● Job
Copy each line that contains the word "Lisa".

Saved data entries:
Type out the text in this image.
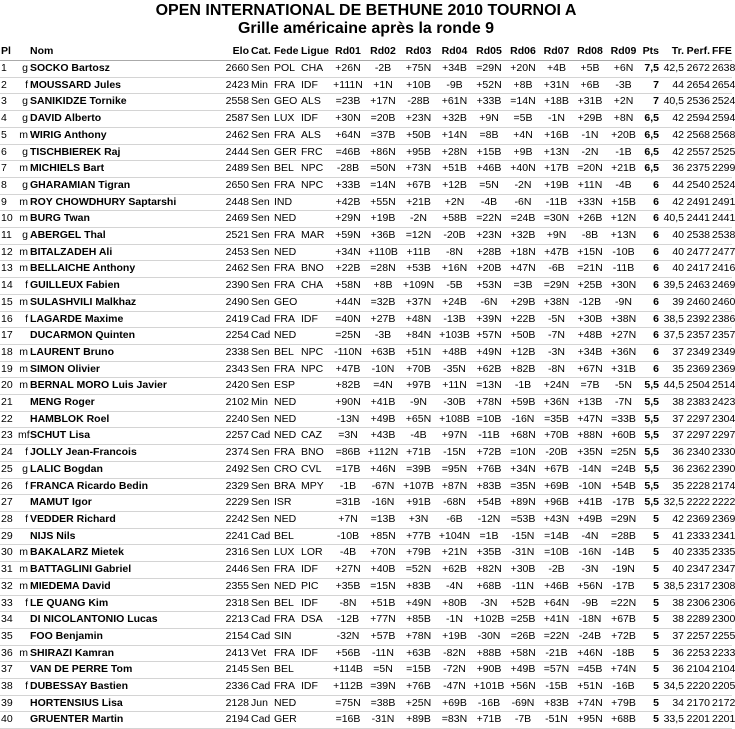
OPEN INTERNATIONAL DE BETHUNE 2010 TOURNOI A
Grille américaine après la ronde 9
Pl		Nom	Elo	Cat.	Fede	Ligue	Rd01	Rd02	Rd03	Rd04	Rd05	Rd06	Rd07	Rd08	Rd09	Pts	Tr.	Perf.	FFE
1	g	SOCKO Bartosz	2660	Sen	POL	CHA	+26N	-2B	+75N	+34B	=29N	+20N	+4B	+5B	+6N	7,5	42,5	2672	2638
2	f	MOUSSARD Jules	2423	Min	FRA	IDF	+111N	+1N	+10B	-9B	+52N	+8B	+31N	+6B	-3B	7	44	2654	2654
3	g	SANIKIDZE Tornike	2558	Sen	GEO	ALS	=23B	+17N	-28B	+61N	+33B	=14N	+18B	+31B	+2N	7	40,5	2536	2524
4	g	DAVID Alberto	2587	Sen	LUX	IDF	+30N	=20B	+23N	+32B	+9N	=5B	-1N	+29B	+8N	6,5	42	2594	2594
5	m	WIRIG Anthony	2462	Sen	FRA	ALS	+64N	=37B	+50B	+14N	=8B	+4N	+16B	-1N	+20B	6,5	42	2568	2568
6	g	TISCHBIEREK Raj	2444	Sen	GER	FRC	=46B	+86N	+95B	+28N	+15B	+9B	+13N	-2N	-1B	6,5	42	2557	2525
7	m	MICHIELS Bart	2489	Sen	BEL	NPC	-28B	=50N	+73N	+51B	+46B	+40N	+17B	=20N	+21B	6,5	36	2375	2299
8	g	GHARAMIAN Tigran	2650	Sen	FRA	NPC	+33B	=14N	+67B	+12B	=5N	-2N	+19B	+11N	-4B	6	44	2540	2524
9	m	ROY CHOWDHURY Saptarshi	2448	Sen	IND		+42B	+55N	+21B	+2N	-4B	-6N	-11B	+33N	+15B	6	42	2491	2491
10	m	BURG Twan	2469	Sen	NED		+29N	+19B	-2N	+58B	=22N	=24B	=30N	+26B	+12N	6	40,5	2441	2441
11	g	ABERGEL Thal	2521	Sen	FRA	MAR	+59N	+36B	=12N	-20B	+23N	+32B	+9N	-8B	+13N	6	40	2538	2538
12	m	BITALZADEH Ali	2453	Sen	NED		+34N	+110B	+11B	-8N	+28B	+18N	+47B	+15N	-10B	6	40	2477	2477
13	m	BELLAICHE Anthony	2462	Sen	FRA	BNO	+22B	=28N	+53B	+16N	+20B	+47N	-6B	=21N	-11B	6	40	2417	2416
14	f	GUILLEUX Fabien	2390	Sen	FRA	CHA	+58N	+8B	+109N	-5B	+53N	=3B	=29N	+25B	+30N	6	39,5	2463	2469
15	m	SULASHVILI Malkhaz	2490	Sen	GEO		+44N	=32B	+37N	+24B	-6N	+29B	+38N	-12B	-9N	6	39	2460	2460
16	f	LAGARDE Maxime	2419	Cad	FRA	IDF	=40N	+27B	+48N	-13B	+39N	+22B	-5N	+30B	+38N	6	38,5	2392	2386
17		DUCARMON Quinten	2254	Cad	NED		=25N	-3B	+84N	+103B	+57N	+50B	-7N	+48B	+27N	6	37,5	2357	2357
18	m	LAURENT Bruno	2338	Sen	BEL	NPC	-110N	+63B	+51N	+48B	+49N	+12B	-3N	+34B	+36N	6	37	2349	2349
19	m	SIMON Olivier	2343	Sen	FRA	NPC	+47B	-10N	+70B	-35N	+62B	+82B	-8N	+67N	+31B	6	35	2369	2369
20	m	BERNAL MORO Luis Javier	2420	Sen	ESP		+82B	=4N	+97B	+11N	=13N	-1B	+24N	=7B	-5N	5,5	44,5	2504	2514
21		MENG Roger	2102	Min	NED		+90N	+41B	-9N	-30B	+78N	+59B	+36N	+13B	-7N	5,5	38	2383	2423
22		HAMBLOK Roel	2240	Sen	NED		-13N	+49B	+65N	+108B	=10B	-16N	=35B	+47N	=33B	5,5	37	2297	2304
23	mf	SCHUT Lisa	2257	Cad	NED	CAZ	=3N	+43B	-4B	+97N	-11B	+68N	+70B	+88N	+60B	5,5	37	2297	2297
24	f	JOLLY Jean-Francois	2374	Sen	FRA	BNO	=86B	+112N	+71B	-15N	+72B	=10N	-20B	+35N	=25N	5,5	36	2340	2330
25	g	LALIC Bogdan	2492	Sen	CRO	CVL	=17B	+46N	=39B	=95N	+76B	+34N	+67B	-14N	=24B	5,5	36	2362	2390
26	f	FRANCA Ricardo Bedin	2329	Sen	BRA	MPY	-1B	-67N	+107B	+87N	+83B	=35N	+69B	-10N	+54B	5,5	35	2228	2174
27		MAMUT Igor	2229	Sen	ISR		=31B	-16N	+91B	-68N	+54B	+89N	+96B	+41B	-17B	5,5	32,5	2222	2222
28	f	VEDDER Richard	2242	Sen	NED		+7N	=13B	+3N	-6B	-12N	=53B	+43N	+49B	=29N	5	42	2369	2369
29		NIJS Nils	2241	Cad	BEL		-10B	+85N	+77B	+104N	=1B	-15N	=14B	-4N	=28B	5	41	2333	2341
30	m	BAKALARZ Mietek	2316	Sen	LUX	LOR	-4B	+70N	+79B	+21N	+35B	-31N	=10B	-16N	-14B	5	40	2335	2335
31	m	BATTAGLINI Gabriel	2446	Sen	FRA	IDF	+27N	+40B	=52N	+62B	+82N	+30B	-2B	-3N	-19N	5	40	2347	2347
32	m	MIEDEMA David	2355	Sen	NED	PIC	+35B	=15N	+83B	-4N	+68B	-11N	+46B	+56N	-17B	5	38,5	2317	2308
33	f	LE QUANG Kim	2318	Sen	BEL	IDF	-8N	+51B	+49N	+80B	-3N	+52B	+64N	-9B	=22N	5	38	2306	2306
34		DI NICOLANTONIO Lucas	2213	Cad	FRA	DSA	-12B	+77N	+85B	-1N	+102B	=25B	+41N	-18N	+67B	5	38	2289	2300
35		FOO Benjamin	2154	Cad	SIN		-32N	+57B	+78N	+19B	-30N	=26B	=22N	-24B	+72B	5	37	2257	2255
36	m	SHIRAZI Kamran	2413	Vet	FRA	IDF	+56B	-11N	+63B	-82N	+88B	+58N	-21B	+46N	-18B	5	36	2253	2233
37		VAN DE PERRE Tom	2145	Sen	BEL		+114B	=5N	=15B	-72N	+90B	+49B	=57N	=45B	+74N	5	36	2104	2104
38	f	DUBESSAY Bastien	2336	Cad	FRA	IDF	+112B	=39N	+76B	-47N	+101B	+56N	-15B	+51N	-16B	5	34,5	2220	2205
39		HORTENSIUS Lisa	2128	Jun	NED		=75N	=38B	+25N	+69B	-16B	-69N	+83B	+74N	+79B	5	34	2170	2172
40		GRUENTER Martin	2194	Cad	GER		=16B	-31N	+89B	=83N	+71B	-7B	-51N	+95N	+68B	5	33,5	2201	2201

● Response to the task
23	mf	SCHUT Lisa	2257	Cad	NED	CAZ	=3N	+43B	-4B	+97N	-11B	+68N	+70B	+88N	+60B	5,5	37	2297	2297
39		HORTENSIUS Lisa	2128	Jun	NED		=75N	=38B	+25N	+69B	-16B	-69N	+83B	+74N	+79B	5	34	2170	2172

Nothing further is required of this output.